Written instruction - Pictures do not belong in the copy; restate the records below word for word.

((

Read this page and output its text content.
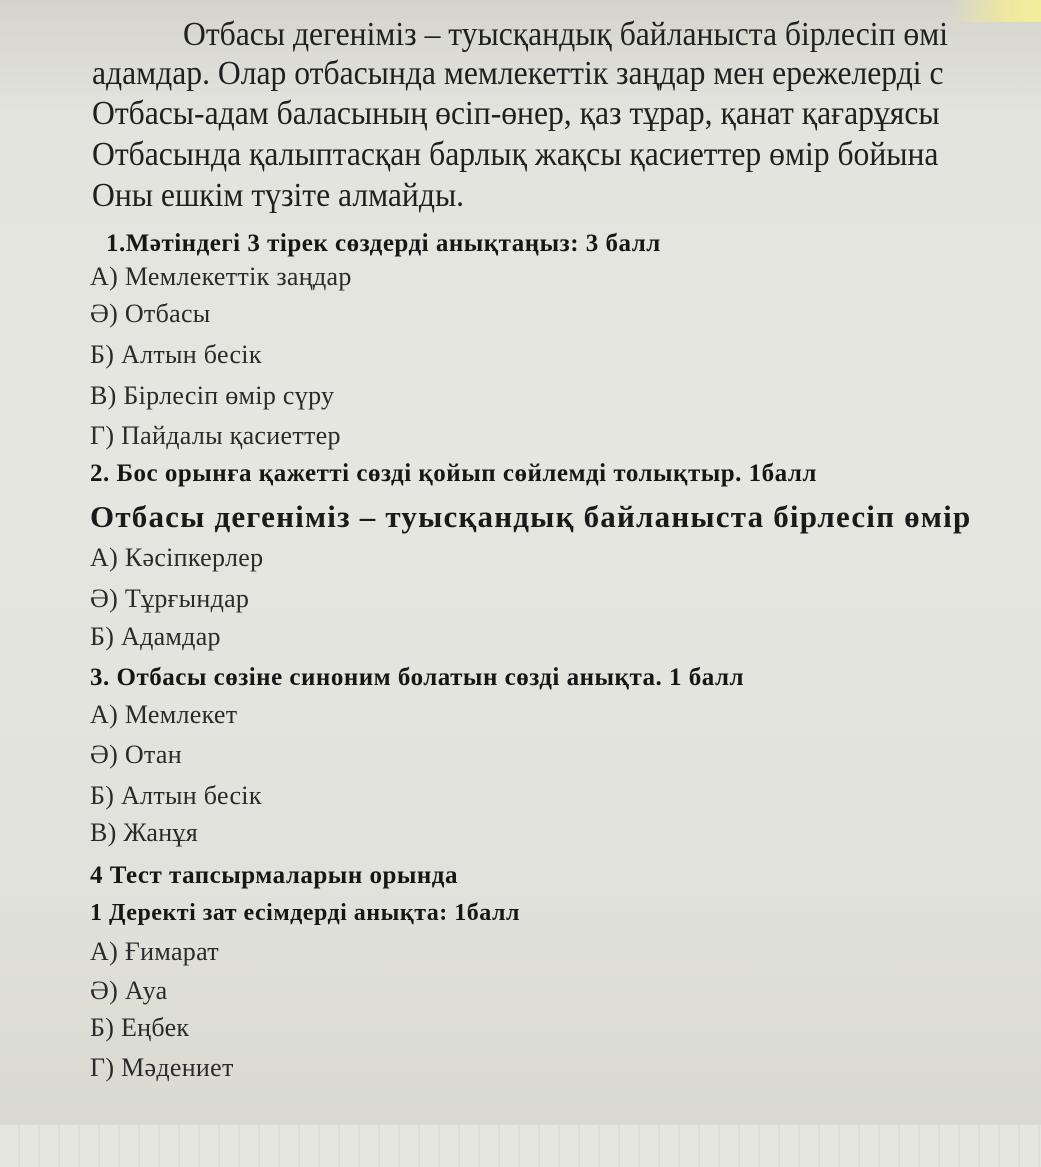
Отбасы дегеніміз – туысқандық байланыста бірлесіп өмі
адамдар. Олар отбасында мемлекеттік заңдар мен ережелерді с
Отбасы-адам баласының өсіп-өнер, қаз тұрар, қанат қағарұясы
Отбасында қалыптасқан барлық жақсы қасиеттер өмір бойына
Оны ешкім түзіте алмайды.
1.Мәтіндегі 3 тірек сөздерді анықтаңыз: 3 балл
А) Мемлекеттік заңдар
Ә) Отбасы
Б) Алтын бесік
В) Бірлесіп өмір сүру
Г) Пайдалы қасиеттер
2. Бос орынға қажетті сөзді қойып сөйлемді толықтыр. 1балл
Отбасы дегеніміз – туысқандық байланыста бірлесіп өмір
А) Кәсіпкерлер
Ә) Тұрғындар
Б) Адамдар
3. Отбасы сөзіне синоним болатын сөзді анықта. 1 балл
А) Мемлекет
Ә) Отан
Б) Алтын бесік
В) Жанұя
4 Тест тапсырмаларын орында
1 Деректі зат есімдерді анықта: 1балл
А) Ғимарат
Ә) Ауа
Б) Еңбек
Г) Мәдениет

))

Task result -
Read this page and output its text content.
Отбасы дегеніміз – туысқандық байланыста бірлесіп өмі
адамдар. Олар отбасында мемлекеттік заңдар мен ережелерді с
Отбасы-адам баласының өсіп-өнер, қаз тұрар, қанат қағарұясы
Отбасында қалыптасқан барлық жақсы қасиеттер өмір бойына
Оны ешкім түзіте алмайды.
1.Мәтіндегі 3 тірек сөздерді анықтаңыз: 3 балл
А) Мемлекеттік заңдар
Ә) Отбасы
Б) Алтын бесік
В) Бірлесіп өмір сүру
Г) Пайдалы қасиеттер
2. Бос орынға қажетті сөзді қойып сөйлемді толықтыр. 1балл
Отбасы дегеніміз – туысқандық байланыста бірлесіп өмір
А) Кәсіпкерлер
Ә) Тұрғындар
Б) Адамдар
3. Отбасы сөзіне синоним болатын сөзді анықта. 1 балл
А) Мемлекет
Ә) Отан
Б) Алтын бесік
В) Жанұя
4 Тест тапсырмаларын орында
1 Деректі зат есімдерді анықта: 1балл
А) Ғимарат
Ә) Ауа
Б) Еңбек
Г) Мәдениет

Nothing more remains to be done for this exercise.